● What is asked
Omit the pictures from the entries below and retype everything else exactly.
------------------------
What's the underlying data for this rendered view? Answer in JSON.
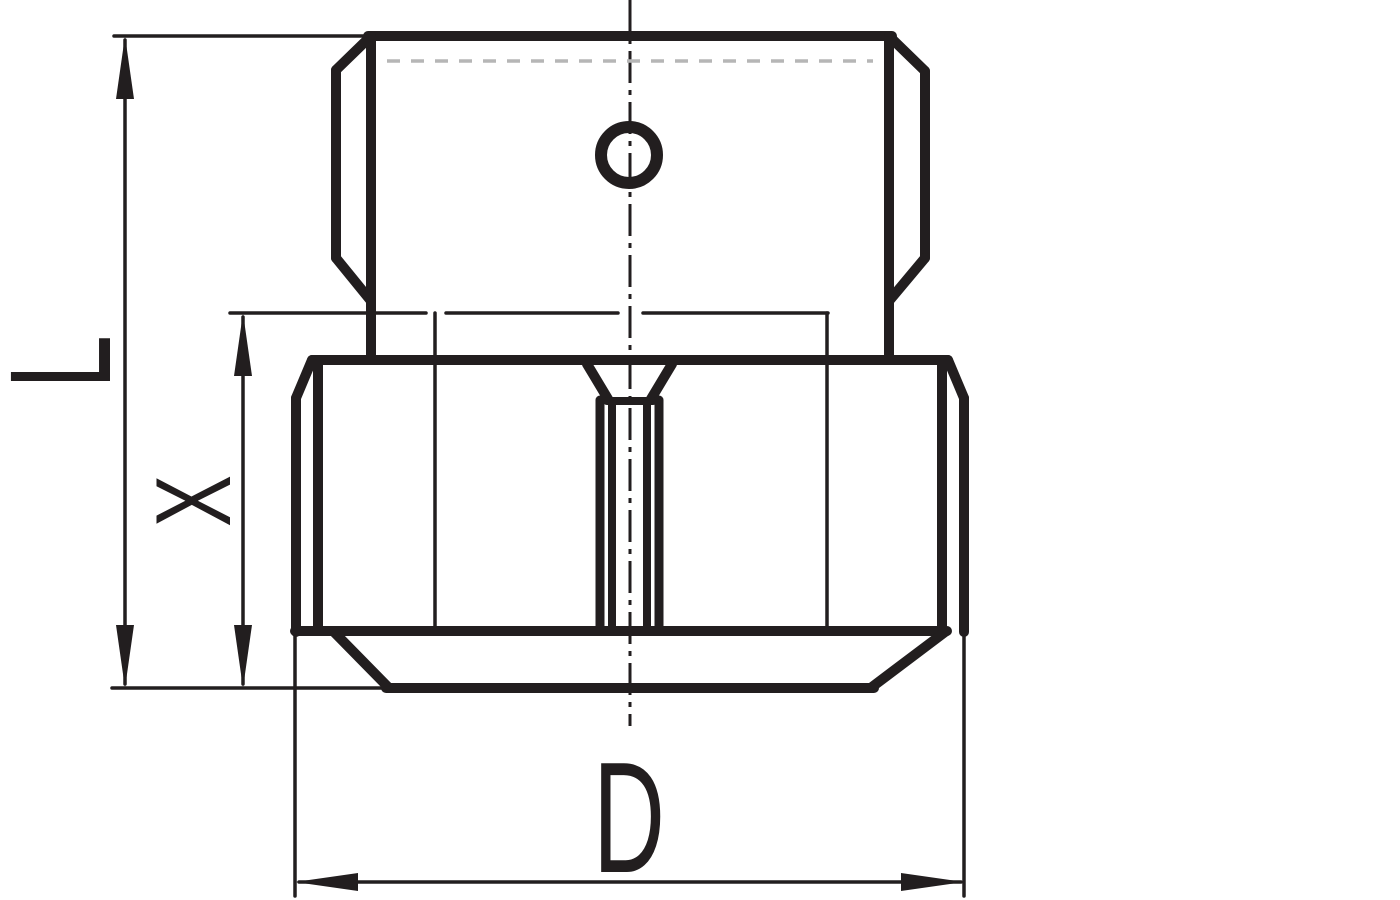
{
  "drawing": {
    "background_color": "#ffffff",
    "ink_color": "#221e1f",
    "hidden_line_color": "#b6b6b6",
    "dimension_labels": {
      "overall_height": "L",
      "lower_section_height": "X",
      "overall_width": "D"
    }
  }
}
------------------------
● Output for this task
What's the underlying data for this rendered view? Answer in JSON.
{
  "drawing": {
    "background_color": "#ffffff",
    "ink_color": "#221e1f",
    "hidden_line_color": "#b6b6b6",
    "dimension_labels": {
      "overall_height": "L",
      "lower_section_height": "X",
      "overall_width": "D"
    }
  }
}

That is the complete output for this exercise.